**TASK TO COMPLETE:** Repeat the entries that follow verbatim, without any of their pictures.

**LISTED ENTRIES:**

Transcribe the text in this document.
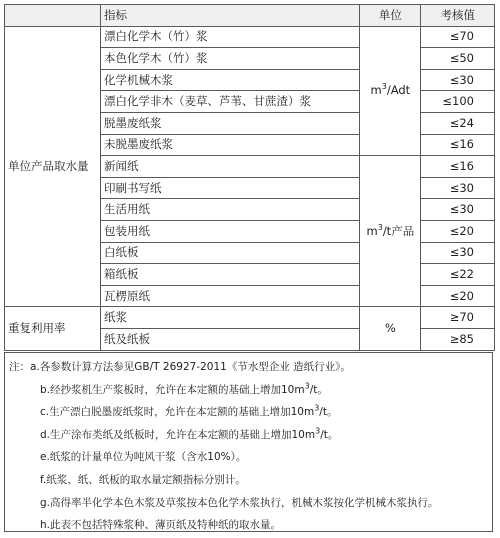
	指标	单位	考核值
单位产品取水量	漂白化学木（竹）浆	$m^3$/Adt	≤70
	本色化学木（竹）浆		≤50
	化学机械木浆		≤30
	漂白化学非木（麦草、芦苇、甘蔗渣）浆		≤100
	脱墨废纸浆		≤24
	未脱墨废纸浆		≤16
	新闻纸	$m^3/t$产品	≤16
	印刷书写纸		≤30
	生活用纸		≤30
	包装用纸		≤20
	白纸板		≤30
	箱纸板		≤22
	瓦楞原纸		≤20
重复利用率	纸浆	%	≥70
	纸及纸板		≥85
注：a.各参数计算方法参见GB/T 26927-2011《节水型企业 造纸行业》。
b.经抄浆机生产浆板时，允许在本定额的基础上增加$10m^3/t$。
c.生产漂白脱墨废纸浆时，允许在本定额的基础上增加$10m^3/t$。
d.生产涂布类纸及纸板时，允许在本定额的基础上增加$10m^3/t$。
e.纸浆的计量单位为吨风干浆（含水10%）。
f.纸浆、纸、纸板的取水量定额指标分别计。
g.高得率半化学本色木浆及草浆按本色化学木浆执行，机械木浆按化学机械木浆执行。
h.此表不包括特殊浆种、薄页纸及特种纸的取水量。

**RESPONSE:**
Transcribe the text in this document.
	指标	单位	考核值
单位产品取水量	漂白化学木（竹）浆	$m^3$/Adt	≤70
	本色化学木（竹）浆		≤50
	化学机械木浆		≤30
	漂白化学非木（麦草、芦苇、甘蔗渣）浆		≤100
	脱墨废纸浆		≤24
	未脱墨废纸浆		≤16
	新闻纸	$m^3/t$产品	≤16
	印刷书写纸		≤30
	生活用纸		≤30
	包装用纸		≤20
	白纸板		≤30
	箱纸板		≤22
	瓦楞原纸		≤20
重复利用率	纸浆	%	≥70
	纸及纸板		≥85
注：a.各参数计算方法参见GB/T 26927-2011《节水型企业 造纸行业》。
b.经抄浆机生产浆板时，允许在本定额的基础上增加$10m^3/t$。
c.生产漂白脱墨废纸浆时，允许在本定额的基础上增加$10m^3/t$。
d.生产涂布类纸及纸板时，允许在本定额的基础上增加$10m^3/t$。
e.纸浆的计量单位为吨风干浆（含水10%）。
f.纸浆、纸、纸板的取水量定额指标分别计。
g.高得率半化学本色木浆及草浆按本色化学木浆执行，机械木浆按化学机械木浆执行。
h.此表不包括特殊浆种、薄页纸及特种纸的取水量。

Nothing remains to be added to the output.